• **Check your understanding**
1 > From the passage on the mediatization of war, list the qualitative approaches that the reviewed research is said to rely on heavily.
2 > Write the next paragraph of the passage on the mediatization of war, picking up after its final sentence.
[Opening Page excerpt section]
Systematic reviews confirm that mediatization of war is a rapidly evolving field but remains geographically and methodologically uneven. A meta-analysis of nearly 90 studies from 2018 to 2022 found that most research stems from communication, political science, and sociology, relying heavily on qualitative approaches such as discourse analysis, narrative inquiry, and ethnography (Kopecka-Piech et al., 2024). While case studies—especially from Eastern Europe and the Middle East—dominate, recurring themes include narrative framing, audience participation, and real-time meaning-making. Across this literature, one insight stands out: In mediatized warfare, media are not peripheral observers but central structuring forces that influence how wars are fought, experienced, and remembered.
[Closing Page excerpt section]
[Opening Dataset content section]
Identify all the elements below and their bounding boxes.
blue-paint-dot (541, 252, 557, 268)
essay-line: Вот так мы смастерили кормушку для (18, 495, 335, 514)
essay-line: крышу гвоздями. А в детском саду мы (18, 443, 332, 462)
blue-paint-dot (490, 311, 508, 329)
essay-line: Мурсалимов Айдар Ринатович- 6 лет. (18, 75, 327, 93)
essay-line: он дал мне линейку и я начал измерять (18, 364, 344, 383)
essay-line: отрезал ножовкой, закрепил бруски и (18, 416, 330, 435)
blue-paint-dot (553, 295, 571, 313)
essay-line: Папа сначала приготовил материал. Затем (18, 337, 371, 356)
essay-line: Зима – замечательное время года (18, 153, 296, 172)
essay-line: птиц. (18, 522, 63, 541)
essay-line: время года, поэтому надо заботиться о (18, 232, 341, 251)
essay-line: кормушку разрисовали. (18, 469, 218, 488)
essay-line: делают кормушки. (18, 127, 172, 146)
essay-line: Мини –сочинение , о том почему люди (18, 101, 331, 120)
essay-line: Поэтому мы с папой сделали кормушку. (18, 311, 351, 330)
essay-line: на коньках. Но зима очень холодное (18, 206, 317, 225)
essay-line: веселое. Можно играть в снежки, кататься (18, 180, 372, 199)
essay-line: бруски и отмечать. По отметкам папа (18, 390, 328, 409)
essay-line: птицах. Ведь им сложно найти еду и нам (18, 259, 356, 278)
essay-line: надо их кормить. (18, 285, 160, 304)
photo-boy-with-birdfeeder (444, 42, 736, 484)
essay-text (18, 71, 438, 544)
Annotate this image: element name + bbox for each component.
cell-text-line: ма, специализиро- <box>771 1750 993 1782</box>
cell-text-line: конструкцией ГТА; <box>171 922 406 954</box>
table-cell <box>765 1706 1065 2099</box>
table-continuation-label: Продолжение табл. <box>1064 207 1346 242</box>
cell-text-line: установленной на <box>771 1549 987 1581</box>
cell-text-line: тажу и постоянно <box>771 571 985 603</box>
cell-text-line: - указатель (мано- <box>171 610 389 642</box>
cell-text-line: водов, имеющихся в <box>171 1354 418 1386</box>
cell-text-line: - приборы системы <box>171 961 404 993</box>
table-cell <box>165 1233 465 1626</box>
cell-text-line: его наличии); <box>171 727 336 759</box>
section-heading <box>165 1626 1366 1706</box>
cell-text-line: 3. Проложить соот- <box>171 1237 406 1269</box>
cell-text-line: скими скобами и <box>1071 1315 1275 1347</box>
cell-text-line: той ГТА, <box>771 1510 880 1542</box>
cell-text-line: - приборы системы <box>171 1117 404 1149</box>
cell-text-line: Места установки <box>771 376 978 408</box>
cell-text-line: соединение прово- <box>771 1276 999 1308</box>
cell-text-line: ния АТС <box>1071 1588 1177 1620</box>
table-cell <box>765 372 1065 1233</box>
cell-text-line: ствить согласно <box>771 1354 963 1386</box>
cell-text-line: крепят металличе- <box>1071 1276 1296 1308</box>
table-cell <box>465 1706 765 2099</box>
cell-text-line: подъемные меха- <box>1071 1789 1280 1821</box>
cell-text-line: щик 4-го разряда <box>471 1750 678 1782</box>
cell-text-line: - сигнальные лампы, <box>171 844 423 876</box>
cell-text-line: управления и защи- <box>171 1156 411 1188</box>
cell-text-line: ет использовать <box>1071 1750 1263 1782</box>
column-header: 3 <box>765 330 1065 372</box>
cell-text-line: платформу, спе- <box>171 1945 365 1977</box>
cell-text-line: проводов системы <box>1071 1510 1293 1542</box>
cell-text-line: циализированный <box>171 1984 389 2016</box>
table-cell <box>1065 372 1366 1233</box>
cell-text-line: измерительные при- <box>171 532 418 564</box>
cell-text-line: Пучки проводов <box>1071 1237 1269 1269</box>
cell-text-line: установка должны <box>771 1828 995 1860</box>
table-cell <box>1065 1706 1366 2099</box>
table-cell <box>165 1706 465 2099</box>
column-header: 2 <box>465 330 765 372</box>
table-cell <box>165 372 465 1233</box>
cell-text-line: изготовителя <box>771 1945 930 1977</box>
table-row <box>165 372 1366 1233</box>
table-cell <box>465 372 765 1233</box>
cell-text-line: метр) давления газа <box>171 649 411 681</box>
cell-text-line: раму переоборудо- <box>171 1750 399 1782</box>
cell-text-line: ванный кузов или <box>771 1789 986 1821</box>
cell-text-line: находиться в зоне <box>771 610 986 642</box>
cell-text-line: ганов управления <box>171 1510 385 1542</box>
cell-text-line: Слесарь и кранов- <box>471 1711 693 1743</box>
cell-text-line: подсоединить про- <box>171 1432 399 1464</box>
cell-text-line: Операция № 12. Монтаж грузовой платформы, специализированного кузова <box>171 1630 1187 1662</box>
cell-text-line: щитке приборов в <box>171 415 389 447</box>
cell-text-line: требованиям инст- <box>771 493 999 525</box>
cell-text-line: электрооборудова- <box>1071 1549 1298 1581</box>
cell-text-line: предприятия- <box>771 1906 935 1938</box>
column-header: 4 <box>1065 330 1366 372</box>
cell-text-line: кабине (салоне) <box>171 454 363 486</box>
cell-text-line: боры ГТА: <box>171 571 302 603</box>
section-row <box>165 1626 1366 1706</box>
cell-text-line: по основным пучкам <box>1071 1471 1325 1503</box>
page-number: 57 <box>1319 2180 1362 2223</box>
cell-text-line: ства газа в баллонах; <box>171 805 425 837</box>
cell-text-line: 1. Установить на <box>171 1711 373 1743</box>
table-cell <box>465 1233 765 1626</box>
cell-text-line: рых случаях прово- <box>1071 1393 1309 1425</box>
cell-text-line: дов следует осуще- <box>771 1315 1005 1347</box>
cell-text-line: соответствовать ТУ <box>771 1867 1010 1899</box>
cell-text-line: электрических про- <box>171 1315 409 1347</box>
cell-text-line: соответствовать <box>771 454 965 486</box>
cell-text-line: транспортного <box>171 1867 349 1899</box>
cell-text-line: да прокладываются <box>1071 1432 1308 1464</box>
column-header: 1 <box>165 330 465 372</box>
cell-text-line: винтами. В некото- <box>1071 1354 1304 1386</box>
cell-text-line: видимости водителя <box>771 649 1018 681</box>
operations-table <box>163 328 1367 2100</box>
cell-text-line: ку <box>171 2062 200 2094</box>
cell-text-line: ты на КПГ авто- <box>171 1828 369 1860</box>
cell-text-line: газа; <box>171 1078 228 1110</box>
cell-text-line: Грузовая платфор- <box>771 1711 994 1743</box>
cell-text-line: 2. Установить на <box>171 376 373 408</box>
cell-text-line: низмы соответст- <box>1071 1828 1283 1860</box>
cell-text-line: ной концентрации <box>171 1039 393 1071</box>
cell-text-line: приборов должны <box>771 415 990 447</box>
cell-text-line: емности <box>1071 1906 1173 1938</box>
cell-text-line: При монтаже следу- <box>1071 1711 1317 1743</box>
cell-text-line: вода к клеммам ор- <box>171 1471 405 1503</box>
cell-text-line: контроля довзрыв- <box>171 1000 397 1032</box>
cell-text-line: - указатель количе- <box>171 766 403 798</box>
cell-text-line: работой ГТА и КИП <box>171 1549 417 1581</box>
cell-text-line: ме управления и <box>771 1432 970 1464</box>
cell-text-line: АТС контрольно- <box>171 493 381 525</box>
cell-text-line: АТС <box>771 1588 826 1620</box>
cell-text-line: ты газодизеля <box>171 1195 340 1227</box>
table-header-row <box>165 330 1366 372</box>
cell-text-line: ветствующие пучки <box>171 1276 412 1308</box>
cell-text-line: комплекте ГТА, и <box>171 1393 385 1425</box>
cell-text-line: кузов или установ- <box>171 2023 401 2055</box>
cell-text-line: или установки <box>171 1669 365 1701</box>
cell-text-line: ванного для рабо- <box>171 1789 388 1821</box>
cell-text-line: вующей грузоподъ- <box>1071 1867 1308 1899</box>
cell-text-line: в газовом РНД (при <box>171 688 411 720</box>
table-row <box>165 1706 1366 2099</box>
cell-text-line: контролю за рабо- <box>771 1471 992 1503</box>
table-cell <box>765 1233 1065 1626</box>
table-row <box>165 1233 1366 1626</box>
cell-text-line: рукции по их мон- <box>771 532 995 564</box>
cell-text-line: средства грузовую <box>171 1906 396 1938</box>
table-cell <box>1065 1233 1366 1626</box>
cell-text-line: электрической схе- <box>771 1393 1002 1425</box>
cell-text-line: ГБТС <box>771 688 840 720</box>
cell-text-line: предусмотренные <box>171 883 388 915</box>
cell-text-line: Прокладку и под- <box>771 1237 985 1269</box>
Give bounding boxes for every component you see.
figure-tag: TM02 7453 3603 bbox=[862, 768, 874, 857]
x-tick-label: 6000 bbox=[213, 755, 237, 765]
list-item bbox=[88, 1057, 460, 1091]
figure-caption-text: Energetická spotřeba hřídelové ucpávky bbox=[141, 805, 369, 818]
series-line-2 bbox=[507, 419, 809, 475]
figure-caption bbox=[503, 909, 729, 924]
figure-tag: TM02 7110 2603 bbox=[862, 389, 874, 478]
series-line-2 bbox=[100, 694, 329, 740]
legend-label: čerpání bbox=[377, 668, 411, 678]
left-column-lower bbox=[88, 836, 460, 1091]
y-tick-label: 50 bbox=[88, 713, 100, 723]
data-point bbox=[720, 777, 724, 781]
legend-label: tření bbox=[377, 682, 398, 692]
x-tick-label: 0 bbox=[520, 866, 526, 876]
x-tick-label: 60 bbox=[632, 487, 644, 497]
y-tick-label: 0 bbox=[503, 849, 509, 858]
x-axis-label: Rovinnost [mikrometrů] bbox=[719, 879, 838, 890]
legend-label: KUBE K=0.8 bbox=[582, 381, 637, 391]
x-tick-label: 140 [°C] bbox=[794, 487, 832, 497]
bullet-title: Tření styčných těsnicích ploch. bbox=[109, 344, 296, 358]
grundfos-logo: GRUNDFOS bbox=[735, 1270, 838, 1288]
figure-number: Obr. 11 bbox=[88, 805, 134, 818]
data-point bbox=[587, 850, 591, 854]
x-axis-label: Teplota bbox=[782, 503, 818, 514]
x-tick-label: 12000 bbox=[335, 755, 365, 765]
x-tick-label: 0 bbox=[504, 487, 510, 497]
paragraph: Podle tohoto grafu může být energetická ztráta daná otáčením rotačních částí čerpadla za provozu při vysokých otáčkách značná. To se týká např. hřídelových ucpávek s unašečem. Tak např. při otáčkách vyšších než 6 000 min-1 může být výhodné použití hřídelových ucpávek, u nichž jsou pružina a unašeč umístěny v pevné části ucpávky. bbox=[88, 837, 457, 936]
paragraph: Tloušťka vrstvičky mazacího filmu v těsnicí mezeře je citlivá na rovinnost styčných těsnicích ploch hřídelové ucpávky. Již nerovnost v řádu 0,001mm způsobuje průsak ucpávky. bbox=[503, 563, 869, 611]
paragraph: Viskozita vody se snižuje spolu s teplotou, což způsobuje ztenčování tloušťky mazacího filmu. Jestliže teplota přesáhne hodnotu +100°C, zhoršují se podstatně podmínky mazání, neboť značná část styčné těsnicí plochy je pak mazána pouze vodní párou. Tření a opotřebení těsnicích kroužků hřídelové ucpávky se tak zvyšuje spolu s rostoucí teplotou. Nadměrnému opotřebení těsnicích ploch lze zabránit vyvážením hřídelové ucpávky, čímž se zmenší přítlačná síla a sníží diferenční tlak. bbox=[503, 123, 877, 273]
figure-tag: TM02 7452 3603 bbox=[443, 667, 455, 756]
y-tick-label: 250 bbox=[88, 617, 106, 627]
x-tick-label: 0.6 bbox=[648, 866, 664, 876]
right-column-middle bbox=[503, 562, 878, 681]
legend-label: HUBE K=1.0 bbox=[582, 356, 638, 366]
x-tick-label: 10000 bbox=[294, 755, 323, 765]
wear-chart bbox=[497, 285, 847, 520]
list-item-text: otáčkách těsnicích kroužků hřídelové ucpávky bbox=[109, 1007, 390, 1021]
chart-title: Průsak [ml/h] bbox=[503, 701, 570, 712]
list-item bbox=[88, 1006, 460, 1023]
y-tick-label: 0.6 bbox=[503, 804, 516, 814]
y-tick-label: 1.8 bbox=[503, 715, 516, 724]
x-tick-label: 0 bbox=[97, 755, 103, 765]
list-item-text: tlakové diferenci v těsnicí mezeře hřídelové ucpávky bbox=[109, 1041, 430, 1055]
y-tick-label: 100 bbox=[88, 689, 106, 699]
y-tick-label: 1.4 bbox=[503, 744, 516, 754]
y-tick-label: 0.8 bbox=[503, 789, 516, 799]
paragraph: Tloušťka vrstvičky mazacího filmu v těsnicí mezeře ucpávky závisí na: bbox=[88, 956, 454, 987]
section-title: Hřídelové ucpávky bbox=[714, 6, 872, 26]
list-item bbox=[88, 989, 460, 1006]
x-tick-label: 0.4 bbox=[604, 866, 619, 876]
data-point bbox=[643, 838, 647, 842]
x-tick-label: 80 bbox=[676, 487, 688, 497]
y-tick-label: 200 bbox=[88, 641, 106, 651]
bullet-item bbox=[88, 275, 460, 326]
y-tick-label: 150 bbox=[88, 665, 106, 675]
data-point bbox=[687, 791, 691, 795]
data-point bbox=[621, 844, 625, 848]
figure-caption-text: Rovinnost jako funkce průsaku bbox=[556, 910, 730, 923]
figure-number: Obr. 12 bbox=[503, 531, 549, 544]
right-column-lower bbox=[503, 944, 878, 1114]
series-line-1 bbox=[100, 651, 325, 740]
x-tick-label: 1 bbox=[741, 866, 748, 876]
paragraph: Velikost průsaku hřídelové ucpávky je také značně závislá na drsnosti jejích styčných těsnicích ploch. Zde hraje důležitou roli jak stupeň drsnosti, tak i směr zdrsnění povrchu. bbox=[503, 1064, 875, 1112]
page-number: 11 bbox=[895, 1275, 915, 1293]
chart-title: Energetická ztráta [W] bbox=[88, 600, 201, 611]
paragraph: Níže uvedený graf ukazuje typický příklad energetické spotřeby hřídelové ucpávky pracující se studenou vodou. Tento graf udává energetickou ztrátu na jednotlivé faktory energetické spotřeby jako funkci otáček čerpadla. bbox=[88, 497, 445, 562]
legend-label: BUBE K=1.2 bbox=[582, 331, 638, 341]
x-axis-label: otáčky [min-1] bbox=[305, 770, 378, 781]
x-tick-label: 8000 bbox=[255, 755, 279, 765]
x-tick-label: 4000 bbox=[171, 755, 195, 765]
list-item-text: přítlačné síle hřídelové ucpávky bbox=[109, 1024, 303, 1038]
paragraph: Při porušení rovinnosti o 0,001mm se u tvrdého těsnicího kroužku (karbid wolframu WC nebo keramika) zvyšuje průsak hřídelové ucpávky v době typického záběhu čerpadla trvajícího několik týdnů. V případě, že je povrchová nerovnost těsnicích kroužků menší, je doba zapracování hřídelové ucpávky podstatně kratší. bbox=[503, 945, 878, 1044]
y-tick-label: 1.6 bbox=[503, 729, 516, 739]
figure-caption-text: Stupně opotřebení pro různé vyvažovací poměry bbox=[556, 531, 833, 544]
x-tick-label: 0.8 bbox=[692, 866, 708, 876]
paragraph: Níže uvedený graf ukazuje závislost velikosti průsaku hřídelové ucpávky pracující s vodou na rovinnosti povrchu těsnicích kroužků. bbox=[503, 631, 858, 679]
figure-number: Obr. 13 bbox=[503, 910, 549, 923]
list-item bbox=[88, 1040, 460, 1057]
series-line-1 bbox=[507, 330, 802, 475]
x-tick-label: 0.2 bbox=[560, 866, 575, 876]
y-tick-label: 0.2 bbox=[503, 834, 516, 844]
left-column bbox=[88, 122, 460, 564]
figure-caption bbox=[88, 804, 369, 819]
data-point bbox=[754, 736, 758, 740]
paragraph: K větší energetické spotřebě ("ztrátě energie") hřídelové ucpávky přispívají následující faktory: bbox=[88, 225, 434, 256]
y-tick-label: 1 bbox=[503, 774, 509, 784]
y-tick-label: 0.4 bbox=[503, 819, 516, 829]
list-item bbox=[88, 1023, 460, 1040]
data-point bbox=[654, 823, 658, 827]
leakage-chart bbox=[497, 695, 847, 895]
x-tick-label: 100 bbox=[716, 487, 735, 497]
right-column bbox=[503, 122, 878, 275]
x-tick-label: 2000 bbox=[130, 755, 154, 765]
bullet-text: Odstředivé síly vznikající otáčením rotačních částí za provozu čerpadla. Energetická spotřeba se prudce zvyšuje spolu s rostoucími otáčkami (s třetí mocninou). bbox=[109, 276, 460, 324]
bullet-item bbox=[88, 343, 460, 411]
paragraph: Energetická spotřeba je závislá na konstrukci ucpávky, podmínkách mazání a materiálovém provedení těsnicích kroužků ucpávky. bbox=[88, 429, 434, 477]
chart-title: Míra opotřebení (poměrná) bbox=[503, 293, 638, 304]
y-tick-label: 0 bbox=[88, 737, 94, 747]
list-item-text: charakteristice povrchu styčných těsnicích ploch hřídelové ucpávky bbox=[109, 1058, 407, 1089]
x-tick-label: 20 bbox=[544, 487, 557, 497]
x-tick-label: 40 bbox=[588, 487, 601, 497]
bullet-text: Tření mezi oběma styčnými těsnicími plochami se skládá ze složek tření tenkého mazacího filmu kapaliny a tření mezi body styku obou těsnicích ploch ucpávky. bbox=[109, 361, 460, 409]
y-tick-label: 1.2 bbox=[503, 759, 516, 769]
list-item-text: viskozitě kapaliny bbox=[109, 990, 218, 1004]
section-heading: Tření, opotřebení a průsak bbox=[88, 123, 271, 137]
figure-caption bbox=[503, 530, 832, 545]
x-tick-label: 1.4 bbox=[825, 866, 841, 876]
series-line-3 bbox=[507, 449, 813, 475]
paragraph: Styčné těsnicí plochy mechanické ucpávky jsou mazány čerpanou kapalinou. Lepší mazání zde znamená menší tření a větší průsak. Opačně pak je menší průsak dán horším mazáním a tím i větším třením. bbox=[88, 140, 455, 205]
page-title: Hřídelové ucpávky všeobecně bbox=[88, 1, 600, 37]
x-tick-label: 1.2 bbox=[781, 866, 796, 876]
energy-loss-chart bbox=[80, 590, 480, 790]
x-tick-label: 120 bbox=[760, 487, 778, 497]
[Closing Dataset content section]
• **Exercise responses**
1 > discourse analysis, narrative inquiry, ethnography

2 >
Toward a Multidimensional Framework for Analyzing the Mediatization of War
The Hamas attack on October 7, 2023, and the ensuing war offered an unprecedented demonstration of how deeply mediatization now shapes the conduct and perception of armed conflict. One of its most striking features was the sheer volume and accessibility of visual materials broadcast and shared in real time. In earlier wars, reporting and interpretation were largely mediated by traditional news outlets and institutional actors. Today, however, journalists and military forces are no longer the sole narrators of war. Private citizens—equipped with smartphones, body cameras, drones, and access to platforms such as WhatsApp, Telegram, Facebook, and X—operate as active documentarians. This proliferation of devices and platforms has created a multichanneled, unfiltered, and often uncontrolled flow of wartime content, where real-time documentation transforms individuals from passive witnesses into participants in shaping the war’s narrative. Similar uses of WhatsApp and community-based messaging during terror attacks and emergencies in Israel have been documented in earlier research as well (Lev-On, 2018; Simon et al., 2016).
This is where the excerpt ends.